**GIVEN EXERCISE**
Reproduce all records exactly.

**DATA LISTING**

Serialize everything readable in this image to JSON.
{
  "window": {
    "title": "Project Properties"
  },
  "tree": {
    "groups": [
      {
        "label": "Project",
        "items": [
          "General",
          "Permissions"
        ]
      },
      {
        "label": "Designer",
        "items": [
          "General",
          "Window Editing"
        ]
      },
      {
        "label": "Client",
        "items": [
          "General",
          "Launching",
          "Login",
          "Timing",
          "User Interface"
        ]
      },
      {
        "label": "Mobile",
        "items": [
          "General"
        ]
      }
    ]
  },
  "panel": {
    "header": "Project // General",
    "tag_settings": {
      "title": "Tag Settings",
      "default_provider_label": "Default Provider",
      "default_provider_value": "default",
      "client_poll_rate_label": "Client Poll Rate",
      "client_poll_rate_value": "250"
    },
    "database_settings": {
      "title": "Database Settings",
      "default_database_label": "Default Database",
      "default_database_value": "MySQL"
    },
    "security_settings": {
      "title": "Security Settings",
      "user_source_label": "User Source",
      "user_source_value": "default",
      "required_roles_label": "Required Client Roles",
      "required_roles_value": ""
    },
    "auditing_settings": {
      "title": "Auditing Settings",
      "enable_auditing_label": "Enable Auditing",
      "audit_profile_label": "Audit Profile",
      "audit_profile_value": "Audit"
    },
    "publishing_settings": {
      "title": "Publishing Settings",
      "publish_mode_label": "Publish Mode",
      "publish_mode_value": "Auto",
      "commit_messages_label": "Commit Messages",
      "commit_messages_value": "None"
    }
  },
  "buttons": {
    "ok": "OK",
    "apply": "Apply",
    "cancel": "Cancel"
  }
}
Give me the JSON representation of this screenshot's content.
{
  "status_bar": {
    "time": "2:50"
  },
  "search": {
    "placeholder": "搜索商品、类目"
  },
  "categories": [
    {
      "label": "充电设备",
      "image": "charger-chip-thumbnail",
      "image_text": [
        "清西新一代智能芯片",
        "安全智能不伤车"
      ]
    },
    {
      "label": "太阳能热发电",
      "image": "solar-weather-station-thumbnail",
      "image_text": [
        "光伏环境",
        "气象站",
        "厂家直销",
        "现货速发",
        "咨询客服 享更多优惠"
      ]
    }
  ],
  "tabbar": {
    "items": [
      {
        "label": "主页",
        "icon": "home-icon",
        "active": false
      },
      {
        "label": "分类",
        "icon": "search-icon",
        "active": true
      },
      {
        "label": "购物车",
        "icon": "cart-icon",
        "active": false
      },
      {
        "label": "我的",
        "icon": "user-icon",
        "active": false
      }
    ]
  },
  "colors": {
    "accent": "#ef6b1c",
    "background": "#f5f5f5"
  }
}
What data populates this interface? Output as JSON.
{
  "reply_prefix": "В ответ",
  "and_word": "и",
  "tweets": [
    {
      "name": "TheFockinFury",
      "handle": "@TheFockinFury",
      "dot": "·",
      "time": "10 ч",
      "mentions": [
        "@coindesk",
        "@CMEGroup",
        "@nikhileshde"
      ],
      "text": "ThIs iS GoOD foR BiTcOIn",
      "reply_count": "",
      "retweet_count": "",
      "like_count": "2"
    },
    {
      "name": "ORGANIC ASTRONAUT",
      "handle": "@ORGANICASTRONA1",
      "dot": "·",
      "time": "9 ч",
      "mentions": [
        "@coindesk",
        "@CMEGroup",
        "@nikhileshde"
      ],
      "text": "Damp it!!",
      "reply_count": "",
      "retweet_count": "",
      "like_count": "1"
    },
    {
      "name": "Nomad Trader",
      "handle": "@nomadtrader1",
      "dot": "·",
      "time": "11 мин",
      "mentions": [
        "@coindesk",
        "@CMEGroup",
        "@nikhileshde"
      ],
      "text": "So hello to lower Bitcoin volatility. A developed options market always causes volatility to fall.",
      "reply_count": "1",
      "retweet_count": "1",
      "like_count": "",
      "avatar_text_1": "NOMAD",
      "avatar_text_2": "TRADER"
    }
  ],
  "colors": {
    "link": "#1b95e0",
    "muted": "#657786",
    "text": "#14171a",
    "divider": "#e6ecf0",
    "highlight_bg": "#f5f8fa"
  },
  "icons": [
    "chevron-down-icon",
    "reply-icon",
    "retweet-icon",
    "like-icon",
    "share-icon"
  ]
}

**FINAL RESULT**
Serialize everything readable in this image to JSON.
{
  "window": {
    "title": "Project Properties"
  },
  "tree": {
    "groups": [
      {
        "label": "Project",
        "items": [
          "General",
          "Permissions"
        ]
      },
      {
        "label": "Designer",
        "items": [
          "General",
          "Window Editing"
        ]
      },
      {
        "label": "Client",
        "items": [
          "General",
          "Launching",
          "Login",
          "Timing",
          "User Interface"
        ]
      },
      {
        "label": "Mobile",
        "items": [
          "General"
        ]
      }
    ]
  },
  "panel": {
    "header": "Project // General",
    "tag_settings": {
      "title": "Tag Settings",
      "default_provider_label": "Default Provider",
      "default_provider_value": "default",
      "client_poll_rate_label": "Client Poll Rate",
      "client_poll_rate_value": "250"
    },
    "database_settings": {
      "title": "Database Settings",
      "default_database_label": "Default Database",
      "default_database_value": "MySQL"
    },
    "security_settings": {
      "title": "Security Settings",
      "user_source_label": "User Source",
      "user_source_value": "default",
      "required_roles_label": "Required Client Roles",
      "required_roles_value": ""
    },
    "auditing_settings": {
      "title": "Auditing Settings",
      "enable_auditing_label": "Enable Auditing",
      "audit_profile_label": "Audit Profile",
      "audit_profile_value": "Audit"
    },
    "publishing_settings": {
      "title": "Publishing Settings",
      "publish_mode_label": "Publish Mode",
      "publish_mode_value": "Auto",
      "commit_messages_label": "Commit Messages",
      "commit_messages_value": "None"
    }
  },
  "buttons": {
    "ok": "OK",
    "apply": "Apply",
    "cancel": "Cancel"
  }
}
Give me the JSON representation of this screenshot's content.
{
  "status_bar": {
    "time": "2:50"
  },
  "search": {
    "placeholder": "搜索商品、类目"
  },
  "categories": [
    {
      "label": "充电设备",
      "image": "charger-chip-thumbnail",
      "image_text": [
        "清西新一代智能芯片",
        "安全智能不伤车"
      ]
    },
    {
      "label": "太阳能热发电",
      "image": "solar-weather-station-thumbnail",
      "image_text": [
        "光伏环境",
        "气象站",
        "厂家直销",
        "现货速发",
        "咨询客服 享更多优惠"
      ]
    }
  ],
  "tabbar": {
    "items": [
      {
        "label": "主页",
        "icon": "home-icon",
        "active": false
      },
      {
        "label": "分类",
        "icon": "search-icon",
        "active": true
      },
      {
        "label": "购物车",
        "icon": "cart-icon",
        "active": false
      },
      {
        "label": "我的",
        "icon": "user-icon",
        "active": false
      }
    ]
  },
  "colors": {
    "accent": "#ef6b1c",
    "background": "#f5f5f5"
  }
}
What data populates this interface? Output as JSON.
{
  "reply_prefix": "В ответ",
  "and_word": "и",
  "tweets": [
    {
      "name": "TheFockinFury",
      "handle": "@TheFockinFury",
      "dot": "·",
      "time": "10 ч",
      "mentions": [
        "@coindesk",
        "@CMEGroup",
        "@nikhileshde"
      ],
      "text": "ThIs iS GoOD foR BiTcOIn",
      "reply_count": "",
      "retweet_count": "",
      "like_count": "2"
    },
    {
      "name": "ORGANIC ASTRONAUT",
      "handle": "@ORGANICASTRONA1",
      "dot": "·",
      "time": "9 ч",
      "mentions": [
        "@coindesk",
        "@CMEGroup",
        "@nikhileshde"
      ],
      "text": "Damp it!!",
      "reply_count": "",
      "retweet_count": "",
      "like_count": "1"
    },
    {
      "name": "Nomad Trader",
      "handle": "@nomadtrader1",
      "dot": "·",
      "time": "11 мин",
      "mentions": [
        "@coindesk",
        "@CMEGroup",
        "@nikhileshde"
      ],
      "text": "So hello to lower Bitcoin volatility. A developed options market always causes volatility to fall.",
      "reply_count": "1",
      "retweet_count": "1",
      "like_count": "",
      "avatar_text_1": "NOMAD",
      "avatar_text_2": "TRADER"
    }
  ],
  "colors": {
    "link": "#1b95e0",
    "muted": "#657786",
    "text": "#14171a",
    "divider": "#e6ecf0",
    "highlight_bg": "#f5f8fa"
  },
  "icons": [
    "chevron-down-icon",
    "reply-icon",
    "retweet-icon",
    "like-icon",
    "share-icon"
  ]
}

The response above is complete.